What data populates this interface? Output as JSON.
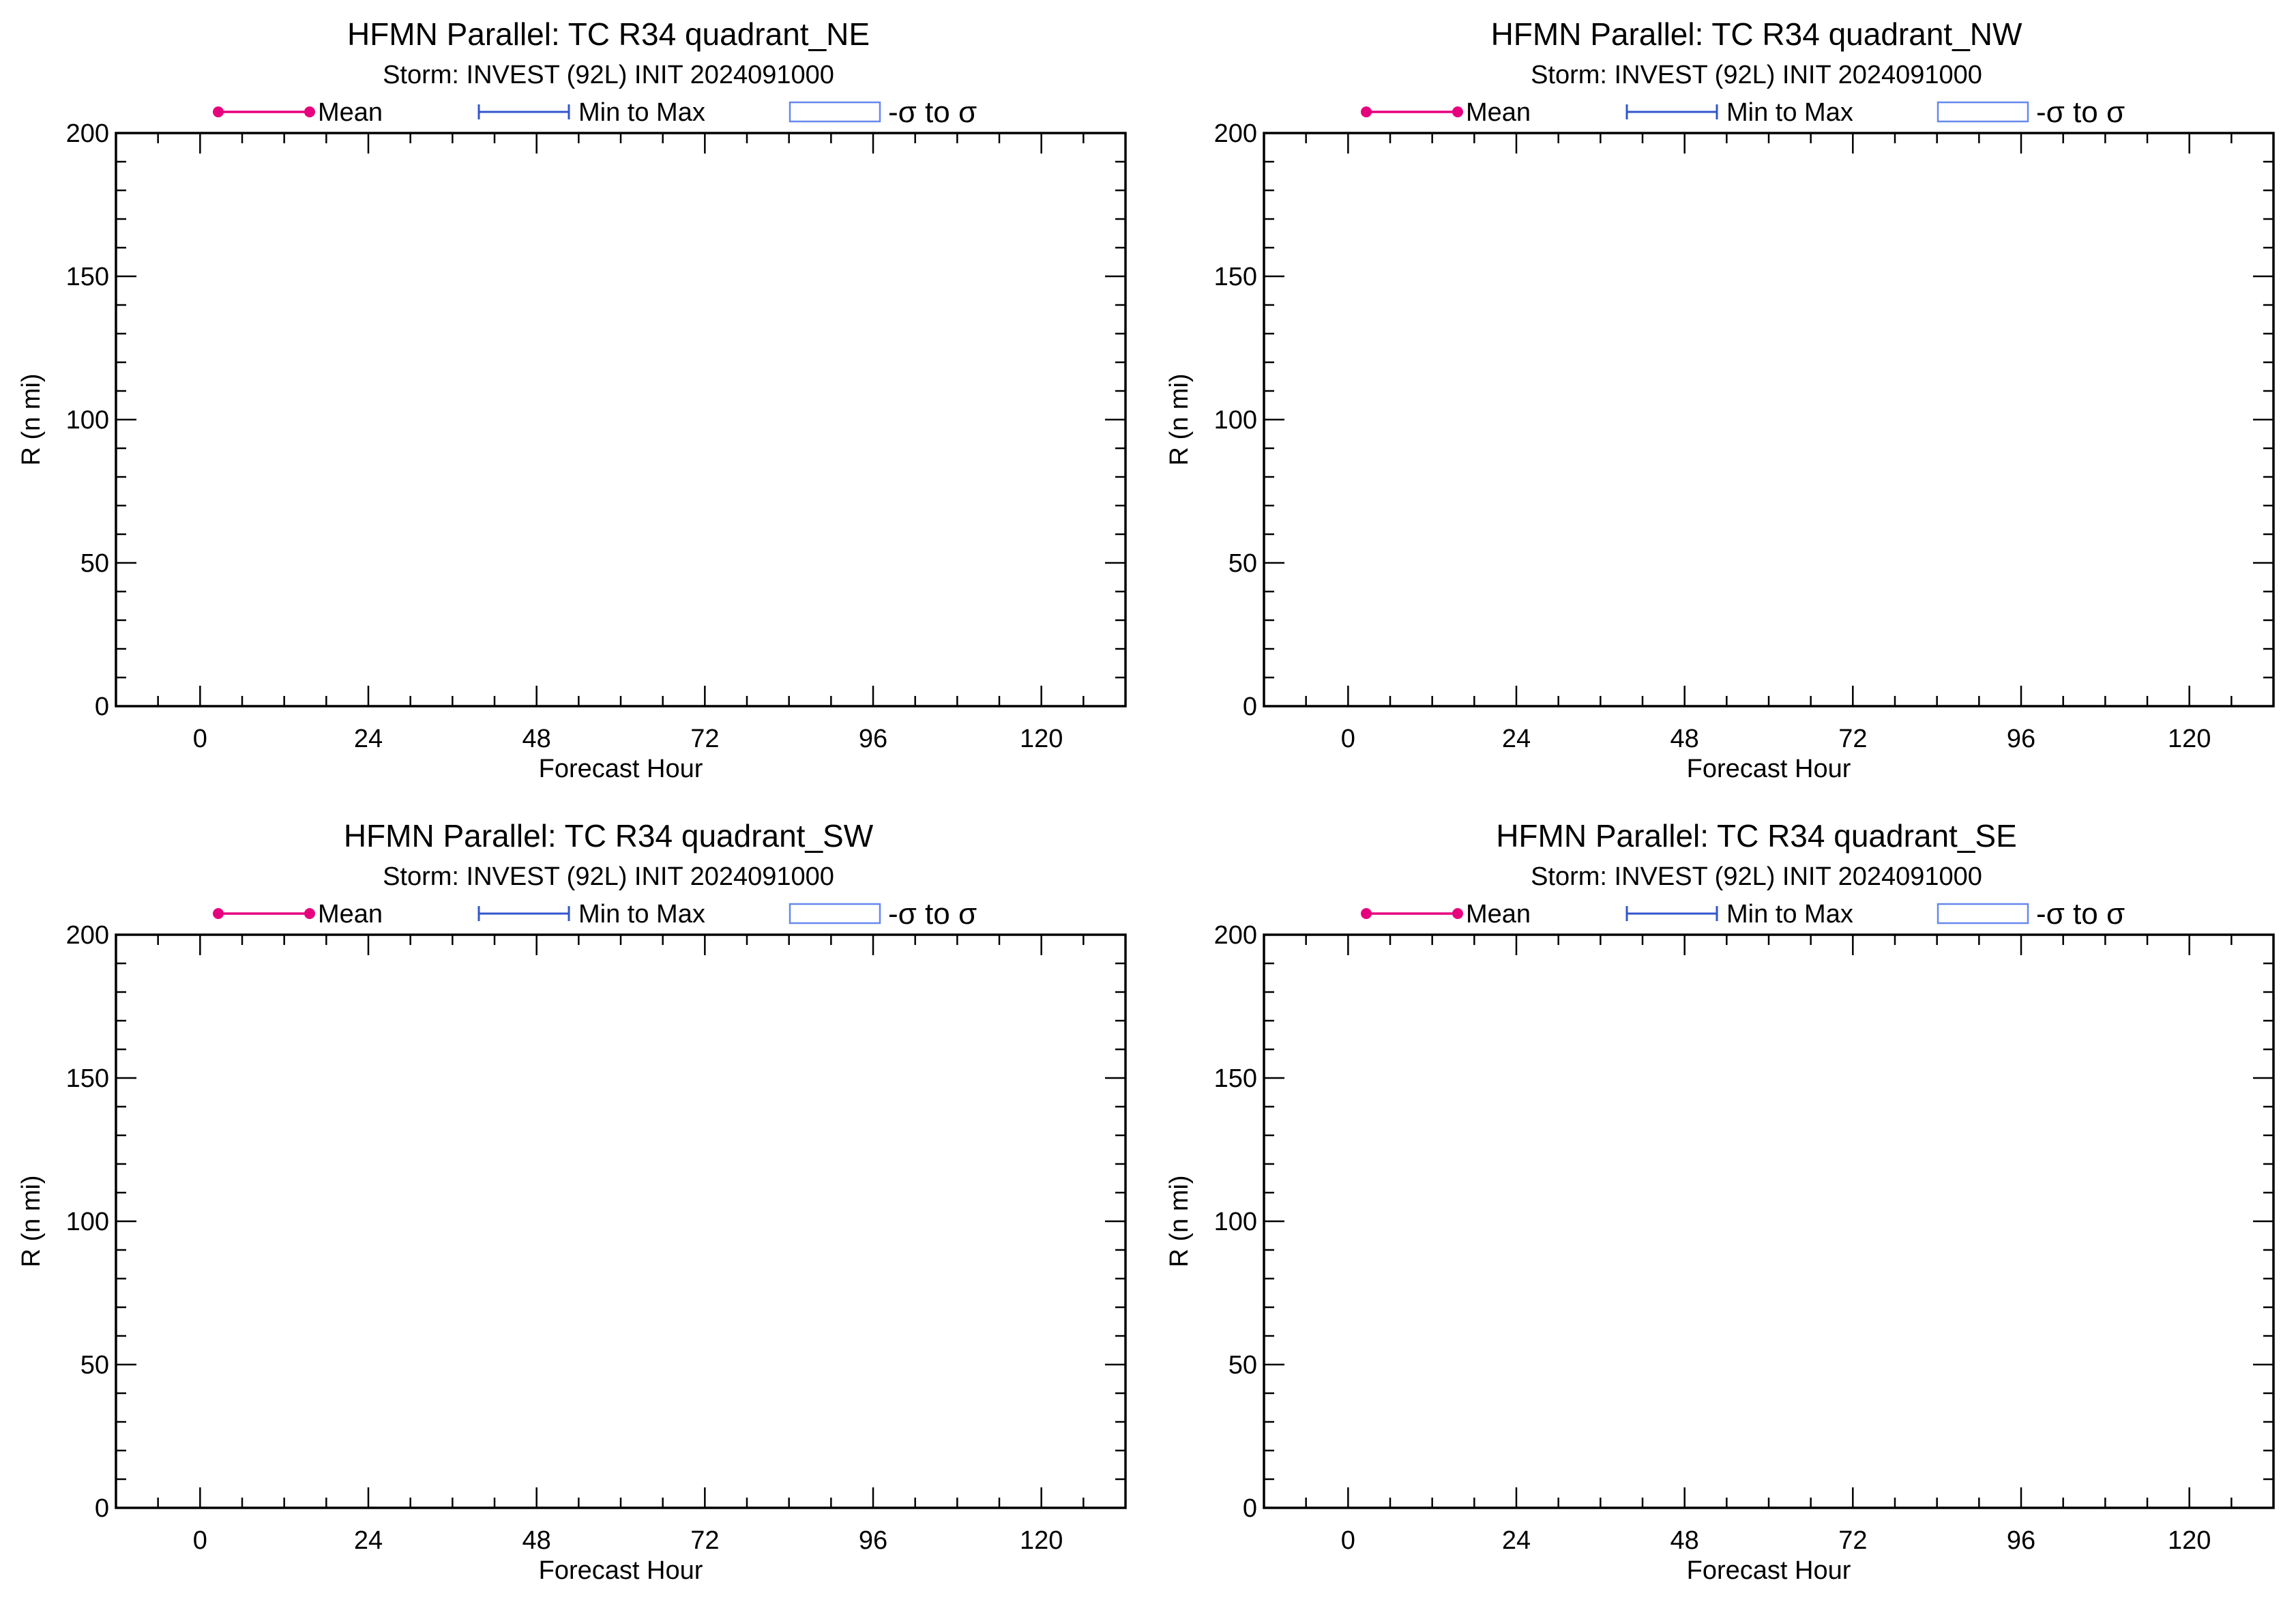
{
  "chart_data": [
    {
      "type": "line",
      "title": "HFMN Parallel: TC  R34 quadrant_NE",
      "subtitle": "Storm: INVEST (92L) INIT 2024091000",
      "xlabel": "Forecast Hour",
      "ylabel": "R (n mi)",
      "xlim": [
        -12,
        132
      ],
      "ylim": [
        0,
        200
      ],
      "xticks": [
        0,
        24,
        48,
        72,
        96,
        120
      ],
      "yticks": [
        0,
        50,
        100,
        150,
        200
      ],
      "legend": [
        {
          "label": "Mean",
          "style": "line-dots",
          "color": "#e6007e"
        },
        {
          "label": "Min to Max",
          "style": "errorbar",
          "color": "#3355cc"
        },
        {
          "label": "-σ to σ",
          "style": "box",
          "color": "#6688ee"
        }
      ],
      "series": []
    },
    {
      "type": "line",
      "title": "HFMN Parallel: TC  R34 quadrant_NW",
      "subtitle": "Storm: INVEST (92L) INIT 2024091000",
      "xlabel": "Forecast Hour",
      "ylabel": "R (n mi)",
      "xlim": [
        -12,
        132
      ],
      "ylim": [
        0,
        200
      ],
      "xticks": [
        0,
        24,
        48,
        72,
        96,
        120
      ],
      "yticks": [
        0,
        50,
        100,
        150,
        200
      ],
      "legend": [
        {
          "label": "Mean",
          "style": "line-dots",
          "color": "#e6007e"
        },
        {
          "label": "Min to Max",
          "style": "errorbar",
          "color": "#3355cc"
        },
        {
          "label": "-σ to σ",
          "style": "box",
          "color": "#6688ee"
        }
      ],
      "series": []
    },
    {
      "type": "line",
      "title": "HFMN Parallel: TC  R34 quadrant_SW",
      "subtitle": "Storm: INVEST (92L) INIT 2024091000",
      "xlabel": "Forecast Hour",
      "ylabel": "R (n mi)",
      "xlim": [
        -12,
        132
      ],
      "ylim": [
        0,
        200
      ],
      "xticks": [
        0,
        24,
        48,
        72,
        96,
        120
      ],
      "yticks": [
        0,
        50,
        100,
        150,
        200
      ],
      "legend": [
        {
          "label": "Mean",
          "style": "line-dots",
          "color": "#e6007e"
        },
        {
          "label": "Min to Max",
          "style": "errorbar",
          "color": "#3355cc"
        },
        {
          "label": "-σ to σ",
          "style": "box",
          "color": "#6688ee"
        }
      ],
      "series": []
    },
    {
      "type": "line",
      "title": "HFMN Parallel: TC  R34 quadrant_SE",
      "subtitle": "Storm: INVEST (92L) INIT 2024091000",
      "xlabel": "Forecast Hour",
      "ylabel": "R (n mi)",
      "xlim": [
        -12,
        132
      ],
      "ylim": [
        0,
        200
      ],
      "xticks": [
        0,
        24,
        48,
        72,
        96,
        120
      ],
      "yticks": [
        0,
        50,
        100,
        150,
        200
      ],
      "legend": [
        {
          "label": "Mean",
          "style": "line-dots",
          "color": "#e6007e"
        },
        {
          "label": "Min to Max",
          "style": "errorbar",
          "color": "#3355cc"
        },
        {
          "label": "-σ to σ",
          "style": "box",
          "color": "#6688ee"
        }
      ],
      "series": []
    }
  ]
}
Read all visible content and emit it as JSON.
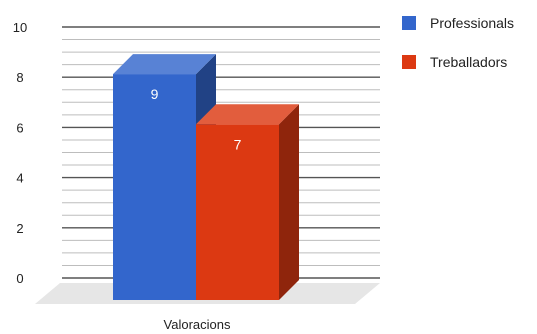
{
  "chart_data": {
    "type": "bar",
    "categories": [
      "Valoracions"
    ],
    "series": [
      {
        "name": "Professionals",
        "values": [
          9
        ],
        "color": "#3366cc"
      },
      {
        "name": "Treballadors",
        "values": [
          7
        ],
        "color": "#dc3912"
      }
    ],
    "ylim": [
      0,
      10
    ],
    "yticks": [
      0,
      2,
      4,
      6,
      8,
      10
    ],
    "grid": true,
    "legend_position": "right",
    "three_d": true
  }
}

STATED PROBLEM:
Every entry above is to be set down exactly; the pictures are to be left out.

COMPLETE RESPONSE:
What data populates this interface? Output as JSON.
{
  "chart_data": [
    {
      "type": "line",
      "title": "HFMN Parallel: TC  R34 quadrant_NE",
      "subtitle": "Storm: INVEST (92L) INIT 2024091000",
      "xlabel": "Forecast Hour",
      "ylabel": "R (n mi)",
      "xlim": [
        -12,
        132
      ],
      "ylim": [
        0,
        200
      ],
      "xticks": [
        0,
        24,
        48,
        72,
        96,
        120
      ],
      "yticks": [
        0,
        50,
        100,
        150,
        200
      ],
      "legend": [
        {
          "label": "Mean",
          "style": "line-dots",
          "color": "#e6007e"
        },
        {
          "label": "Min to Max",
          "style": "errorbar",
          "color": "#3355cc"
        },
        {
          "label": "-σ to σ",
          "style": "box",
          "color": "#6688ee"
        }
      ],
      "series": []
    },
    {
      "type": "line",
      "title": "HFMN Parallel: TC  R34 quadrant_NW",
      "subtitle": "Storm: INVEST (92L) INIT 2024091000",
      "xlabel": "Forecast Hour",
      "ylabel": "R (n mi)",
      "xlim": [
        -12,
        132
      ],
      "ylim": [
        0,
        200
      ],
      "xticks": [
        0,
        24,
        48,
        72,
        96,
        120
      ],
      "yticks": [
        0,
        50,
        100,
        150,
        200
      ],
      "legend": [
        {
          "label": "Mean",
          "style": "line-dots",
          "color": "#e6007e"
        },
        {
          "label": "Min to Max",
          "style": "errorbar",
          "color": "#3355cc"
        },
        {
          "label": "-σ to σ",
          "style": "box",
          "color": "#6688ee"
        }
      ],
      "series": []
    },
    {
      "type": "line",
      "title": "HFMN Parallel: TC  R34 quadrant_SW",
      "subtitle": "Storm: INVEST (92L) INIT 2024091000",
      "xlabel": "Forecast Hour",
      "ylabel": "R (n mi)",
      "xlim": [
        -12,
        132
      ],
      "ylim": [
        0,
        200
      ],
      "xticks": [
        0,
        24,
        48,
        72,
        96,
        120
      ],
      "yticks": [
        0,
        50,
        100,
        150,
        200
      ],
      "legend": [
        {
          "label": "Mean",
          "style": "line-dots",
          "color": "#e6007e"
        },
        {
          "label": "Min to Max",
          "style": "errorbar",
          "color": "#3355cc"
        },
        {
          "label": "-σ to σ",
          "style": "box",
          "color": "#6688ee"
        }
      ],
      "series": []
    },
    {
      "type": "line",
      "title": "HFMN Parallel: TC  R34 quadrant_SE",
      "subtitle": "Storm: INVEST (92L) INIT 2024091000",
      "xlabel": "Forecast Hour",
      "ylabel": "R (n mi)",
      "xlim": [
        -12,
        132
      ],
      "ylim": [
        0,
        200
      ],
      "xticks": [
        0,
        24,
        48,
        72,
        96,
        120
      ],
      "yticks": [
        0,
        50,
        100,
        150,
        200
      ],
      "legend": [
        {
          "label": "Mean",
          "style": "line-dots",
          "color": "#e6007e"
        },
        {
          "label": "Min to Max",
          "style": "errorbar",
          "color": "#3355cc"
        },
        {
          "label": "-σ to σ",
          "style": "box",
          "color": "#6688ee"
        }
      ],
      "series": []
    }
  ]
}
Read all visible content and emit it as JSON.
{
  "chart_data": {
    "type": "bar",
    "categories": [
      "Valoracions"
    ],
    "series": [
      {
        "name": "Professionals",
        "values": [
          9
        ],
        "color": "#3366cc"
      },
      {
        "name": "Treballadors",
        "values": [
          7
        ],
        "color": "#dc3912"
      }
    ],
    "ylim": [
      0,
      10
    ],
    "yticks": [
      0,
      2,
      4,
      6,
      8,
      10
    ],
    "grid": true,
    "legend_position": "right",
    "three_d": true
  }
}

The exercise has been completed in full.